Task objective:
Count the lines below that contain the word "лесосека" and give only that number.

Excerpt from a dataset:
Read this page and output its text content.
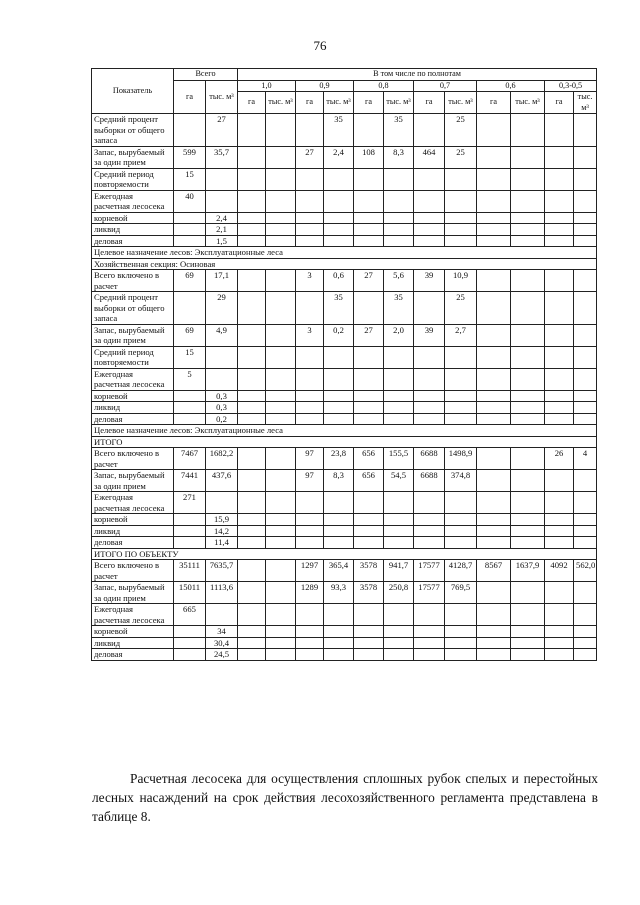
76
Показатель	Всего		В том числе по полнотам											
	га	тыс. м³	1,0		0,9		0,8		0,7		0,6		0,3-0,5	
			га	тыс. м³	га	тыс. м³	га	тыс. м³	га	тыс. м³	га	тыс. м³	га	тыс. м³
Средний процент выборки от общего запаса		27				35		35		25				
Запас, вырубаемый за один прием	599	35,7			27	2,4	108	8,3	464	25				
Средний период повторяемости	15													
Ежегодная расчетная лесосека	40													
корневой		2,4												
ликвид		2,1												
деловая		1,5												
Целевое назначение лесов: Эксплуатационные леса														
Хозяйственная секция: Осиновая														
Всего включено в расчет	69	17,1			3	0,6	27	5,6	39	10,9				
Средний процент выборки от общего запаса		29				35		35		25				
Запас, вырубаемый за один прием	69	4,9			3	0,2	27	2,0	39	2,7				
Средний период повторяемости	15													
Ежегодная расчетная лесосека	5													
корневой		0,3												
ликвид		0,3												
деловая		0,2												
Целевое назначение лесов: Эксплуатационные леса														
ИТОГО														
Всего включено в расчет	7467	1682,2			97	23,8	656	155,5	6688	1498,9			26	4
Запас, вырубаемый за один прием	7441	437,6			97	8,3	656	54,5	6688	374,8				
Ежегодная расчетная лесосека	271													
корневой		15,9												
ликвид		14,2												
деловая		11,4												
ИТОГО ПО ОБЪЕКТУ														
Всего включено в расчет	35111	7635,7			1297	365,4	3578	941,7	17577	4128,7	8567	1637,9	4092	562,0
Запас, вырубаемый за один прием	15011	1113,6			1289	93,3	3578	250,8	17577	769,5				
Ежегодная расчетная лесосека	665													
корневой		34												
ликвид		30,4												
деловая		24,5												
Расчетная лесосека для осуществления сплошных рубок спелых и перестойных лесных насаждений на срок действия лесохозяйственного регламента представлена в таблице 8.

Exercise answer:
5